(Data entries for graphics)
□ □ □ □ □

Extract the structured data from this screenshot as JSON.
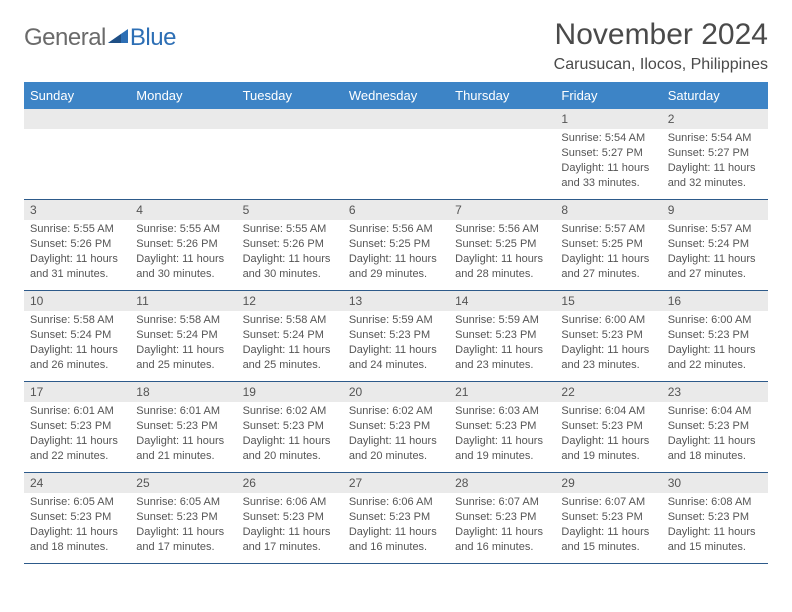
{
  "logo": {
    "text1": "General",
    "text2": "Blue"
  },
  "title": "November 2024",
  "location": "Carusucan, Ilocos, Philippines",
  "colors": {
    "header_bg": "#3d84c6",
    "header_fg": "#ffffff",
    "daynum_bg": "#eaeaea",
    "row_border": "#2d5a8a",
    "logo_gray": "#6a6a6a",
    "logo_blue": "#2d6fb5",
    "body_text": "#555555",
    "page_bg": "#ffffff"
  },
  "day_headers": [
    "Sunday",
    "Monday",
    "Tuesday",
    "Wednesday",
    "Thursday",
    "Friday",
    "Saturday"
  ],
  "weeks": [
    [
      {
        "n": "",
        "sunrise": "",
        "sunset": "",
        "daylight": ""
      },
      {
        "n": "",
        "sunrise": "",
        "sunset": "",
        "daylight": ""
      },
      {
        "n": "",
        "sunrise": "",
        "sunset": "",
        "daylight": ""
      },
      {
        "n": "",
        "sunrise": "",
        "sunset": "",
        "daylight": ""
      },
      {
        "n": "",
        "sunrise": "",
        "sunset": "",
        "daylight": ""
      },
      {
        "n": "1",
        "sunrise": "Sunrise: 5:54 AM",
        "sunset": "Sunset: 5:27 PM",
        "daylight": "Daylight: 11 hours and 33 minutes."
      },
      {
        "n": "2",
        "sunrise": "Sunrise: 5:54 AM",
        "sunset": "Sunset: 5:27 PM",
        "daylight": "Daylight: 11 hours and 32 minutes."
      }
    ],
    [
      {
        "n": "3",
        "sunrise": "Sunrise: 5:55 AM",
        "sunset": "Sunset: 5:26 PM",
        "daylight": "Daylight: 11 hours and 31 minutes."
      },
      {
        "n": "4",
        "sunrise": "Sunrise: 5:55 AM",
        "sunset": "Sunset: 5:26 PM",
        "daylight": "Daylight: 11 hours and 30 minutes."
      },
      {
        "n": "5",
        "sunrise": "Sunrise: 5:55 AM",
        "sunset": "Sunset: 5:26 PM",
        "daylight": "Daylight: 11 hours and 30 minutes."
      },
      {
        "n": "6",
        "sunrise": "Sunrise: 5:56 AM",
        "sunset": "Sunset: 5:25 PM",
        "daylight": "Daylight: 11 hours and 29 minutes."
      },
      {
        "n": "7",
        "sunrise": "Sunrise: 5:56 AM",
        "sunset": "Sunset: 5:25 PM",
        "daylight": "Daylight: 11 hours and 28 minutes."
      },
      {
        "n": "8",
        "sunrise": "Sunrise: 5:57 AM",
        "sunset": "Sunset: 5:25 PM",
        "daylight": "Daylight: 11 hours and 27 minutes."
      },
      {
        "n": "9",
        "sunrise": "Sunrise: 5:57 AM",
        "sunset": "Sunset: 5:24 PM",
        "daylight": "Daylight: 11 hours and 27 minutes."
      }
    ],
    [
      {
        "n": "10",
        "sunrise": "Sunrise: 5:58 AM",
        "sunset": "Sunset: 5:24 PM",
        "daylight": "Daylight: 11 hours and 26 minutes."
      },
      {
        "n": "11",
        "sunrise": "Sunrise: 5:58 AM",
        "sunset": "Sunset: 5:24 PM",
        "daylight": "Daylight: 11 hours and 25 minutes."
      },
      {
        "n": "12",
        "sunrise": "Sunrise: 5:58 AM",
        "sunset": "Sunset: 5:24 PM",
        "daylight": "Daylight: 11 hours and 25 minutes."
      },
      {
        "n": "13",
        "sunrise": "Sunrise: 5:59 AM",
        "sunset": "Sunset: 5:23 PM",
        "daylight": "Daylight: 11 hours and 24 minutes."
      },
      {
        "n": "14",
        "sunrise": "Sunrise: 5:59 AM",
        "sunset": "Sunset: 5:23 PM",
        "daylight": "Daylight: 11 hours and 23 minutes."
      },
      {
        "n": "15",
        "sunrise": "Sunrise: 6:00 AM",
        "sunset": "Sunset: 5:23 PM",
        "daylight": "Daylight: 11 hours and 23 minutes."
      },
      {
        "n": "16",
        "sunrise": "Sunrise: 6:00 AM",
        "sunset": "Sunset: 5:23 PM",
        "daylight": "Daylight: 11 hours and 22 minutes."
      }
    ],
    [
      {
        "n": "17",
        "sunrise": "Sunrise: 6:01 AM",
        "sunset": "Sunset: 5:23 PM",
        "daylight": "Daylight: 11 hours and 22 minutes."
      },
      {
        "n": "18",
        "sunrise": "Sunrise: 6:01 AM",
        "sunset": "Sunset: 5:23 PM",
        "daylight": "Daylight: 11 hours and 21 minutes."
      },
      {
        "n": "19",
        "sunrise": "Sunrise: 6:02 AM",
        "sunset": "Sunset: 5:23 PM",
        "daylight": "Daylight: 11 hours and 20 minutes."
      },
      {
        "n": "20",
        "sunrise": "Sunrise: 6:02 AM",
        "sunset": "Sunset: 5:23 PM",
        "daylight": "Daylight: 11 hours and 20 minutes."
      },
      {
        "n": "21",
        "sunrise": "Sunrise: 6:03 AM",
        "sunset": "Sunset: 5:23 PM",
        "daylight": "Daylight: 11 hours and 19 minutes."
      },
      {
        "n": "22",
        "sunrise": "Sunrise: 6:04 AM",
        "sunset": "Sunset: 5:23 PM",
        "daylight": "Daylight: 11 hours and 19 minutes."
      },
      {
        "n": "23",
        "sunrise": "Sunrise: 6:04 AM",
        "sunset": "Sunset: 5:23 PM",
        "daylight": "Daylight: 11 hours and 18 minutes."
      }
    ],
    [
      {
        "n": "24",
        "sunrise": "Sunrise: 6:05 AM",
        "sunset": "Sunset: 5:23 PM",
        "daylight": "Daylight: 11 hours and 18 minutes."
      },
      {
        "n": "25",
        "sunrise": "Sunrise: 6:05 AM",
        "sunset": "Sunset: 5:23 PM",
        "daylight": "Daylight: 11 hours and 17 minutes."
      },
      {
        "n": "26",
        "sunrise": "Sunrise: 6:06 AM",
        "sunset": "Sunset: 5:23 PM",
        "daylight": "Daylight: 11 hours and 17 minutes."
      },
      {
        "n": "27",
        "sunrise": "Sunrise: 6:06 AM",
        "sunset": "Sunset: 5:23 PM",
        "daylight": "Daylight: 11 hours and 16 minutes."
      },
      {
        "n": "28",
        "sunrise": "Sunrise: 6:07 AM",
        "sunset": "Sunset: 5:23 PM",
        "daylight": "Daylight: 11 hours and 16 minutes."
      },
      {
        "n": "29",
        "sunrise": "Sunrise: 6:07 AM",
        "sunset": "Sunset: 5:23 PM",
        "daylight": "Daylight: 11 hours and 15 minutes."
      },
      {
        "n": "30",
        "sunrise": "Sunrise: 6:08 AM",
        "sunset": "Sunset: 5:23 PM",
        "daylight": "Daylight: 11 hours and 15 minutes."
      }
    ]
  ]
}
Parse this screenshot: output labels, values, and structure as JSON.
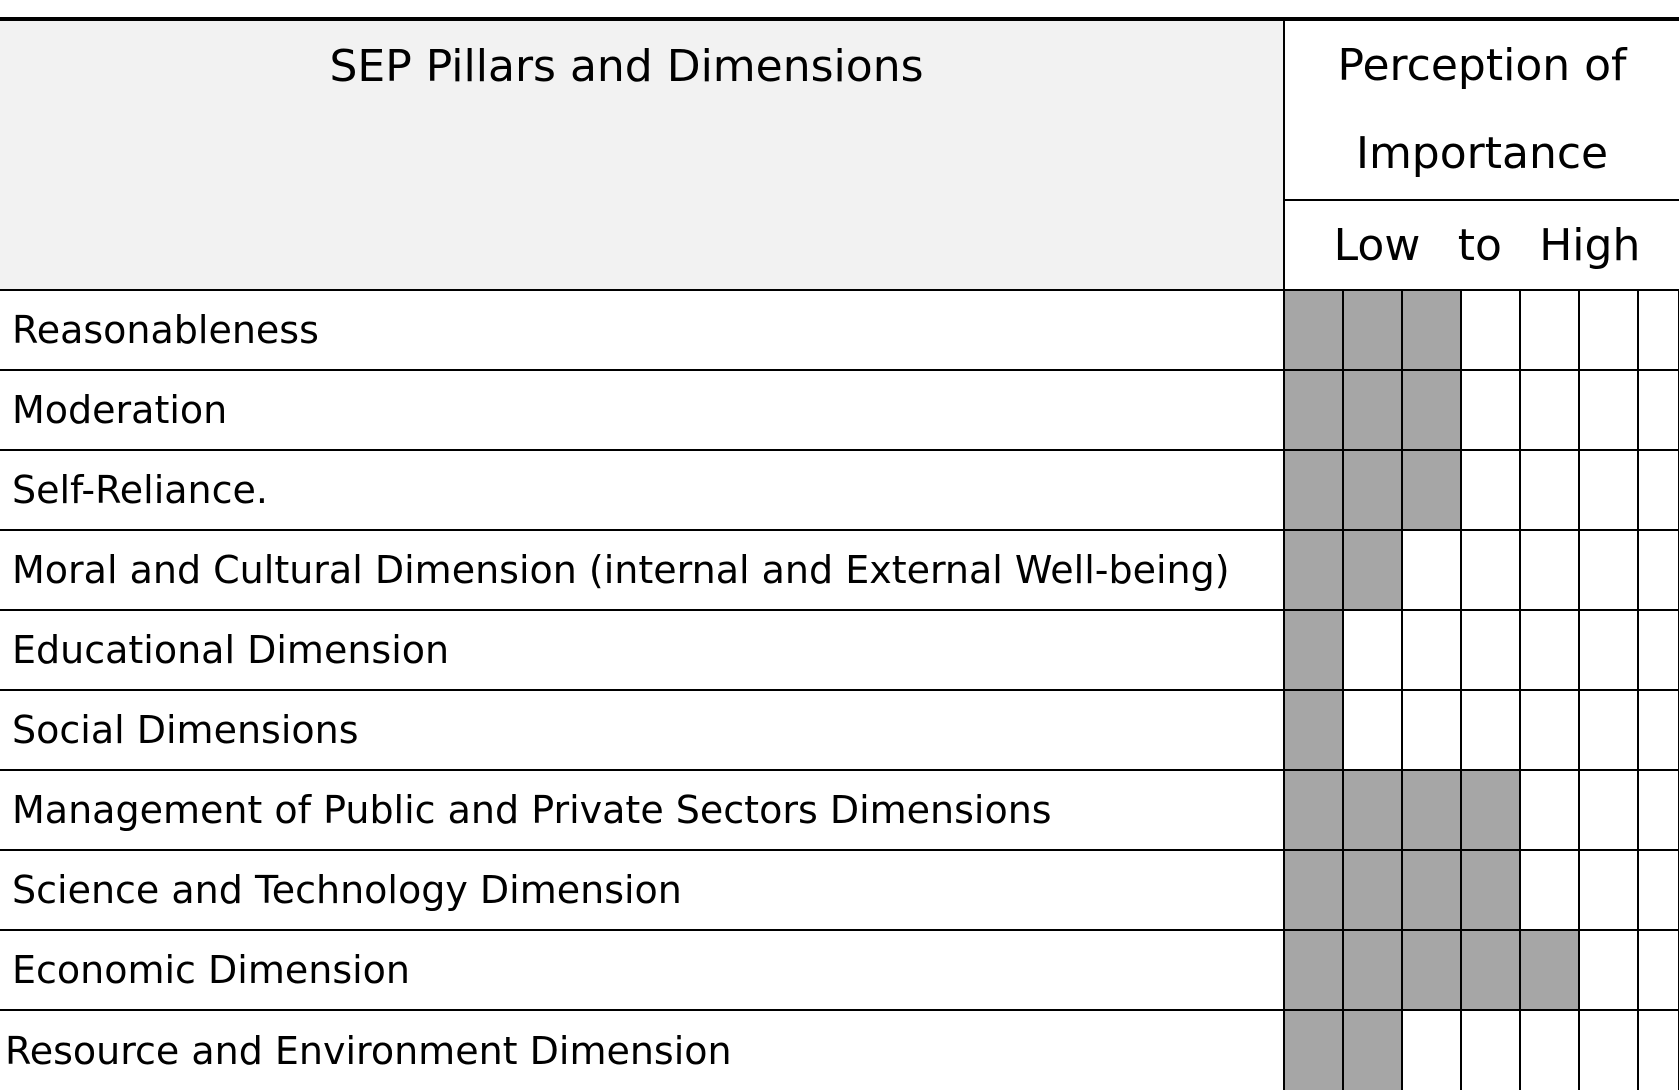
{
  "header": {
    "title": "SEP Pillars and Dimensions",
    "perception_line1": "Perception of",
    "perception_line2": "Importance",
    "scale_low": "Low",
    "scale_to": "to",
    "scale_high": "High"
  },
  "scale_columns": 7,
  "rows": [
    {
      "label": "Reasonableness",
      "level": 3
    },
    {
      "label": "Moderation",
      "level": 3
    },
    {
      "label": "Self-Reliance.",
      "level": 3
    },
    {
      "label": "Moral and Cultural Dimension (internal and External Well-being)",
      "level": 2
    },
    {
      "label": "Educational Dimension",
      "level": 1
    },
    {
      "label": "Social Dimensions",
      "level": 1
    },
    {
      "label": "Management of Public and Private Sectors Dimensions",
      "level": 4
    },
    {
      "label": "Science and Technology Dimension",
      "level": 4
    },
    {
      "label": "Economic Dimension",
      "level": 5
    },
    {
      "label": "Resource and Environment Dimension",
      "level": 2
    }
  ],
  "colors": {
    "header_background": "#f2f2f2",
    "filled_cell": "#a6a6a6",
    "border": "#000000"
  }
}
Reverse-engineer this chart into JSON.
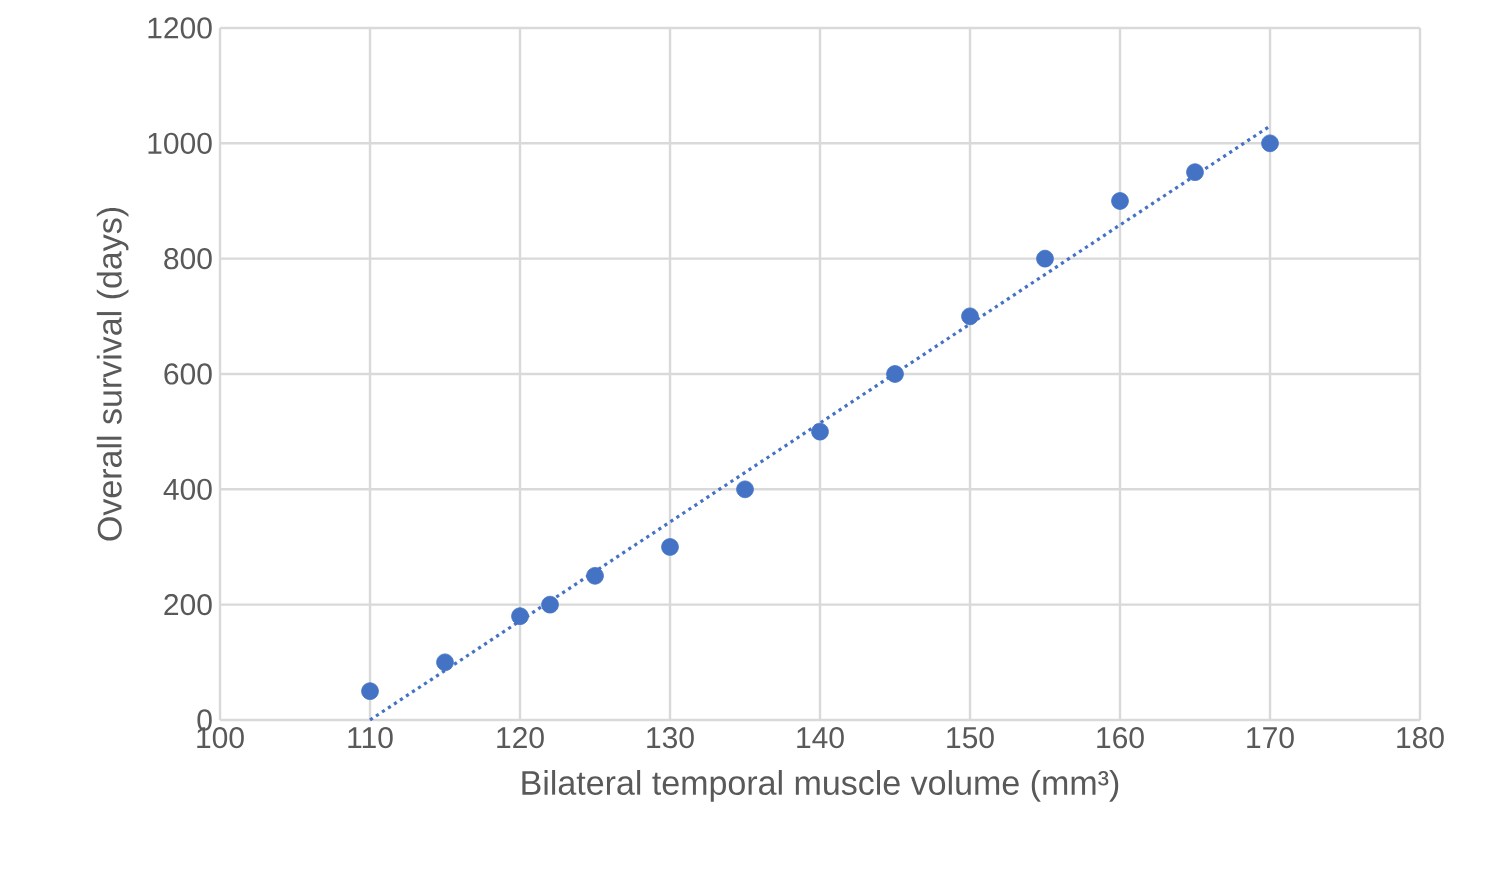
{
  "chart_data": {
    "type": "scatter",
    "xlabel": "Bilateral temporal muscle volume (mm³)",
    "ylabel": "Overall survival (days)",
    "xlim": [
      100,
      180
    ],
    "ylim": [
      0,
      1200
    ],
    "xticks": [
      100,
      110,
      120,
      130,
      140,
      150,
      160,
      170,
      180
    ],
    "yticks": [
      0,
      200,
      400,
      600,
      800,
      1000,
      1200
    ],
    "grid": true,
    "series": [
      {
        "color": "#4472c4",
        "marker": "circle",
        "x": [
          110,
          115,
          120,
          122,
          125,
          130,
          135,
          140,
          145,
          150,
          155,
          160,
          165,
          170
        ],
        "values": [
          50,
          100,
          180,
          200,
          250,
          300,
          400,
          500,
          600,
          700,
          800,
          900,
          950,
          1000
        ]
      },
      {
        "type": "line",
        "color": "#4472c4",
        "marker": "none",
        "line_style": "dotted",
        "x": [
          110,
          170
        ],
        "values": [
          0,
          1030
        ]
      }
    ]
  }
}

□ □ □ □ □

Problem to work on | Count each line above in which the string "this" appears, then state only the total.

Reply | 3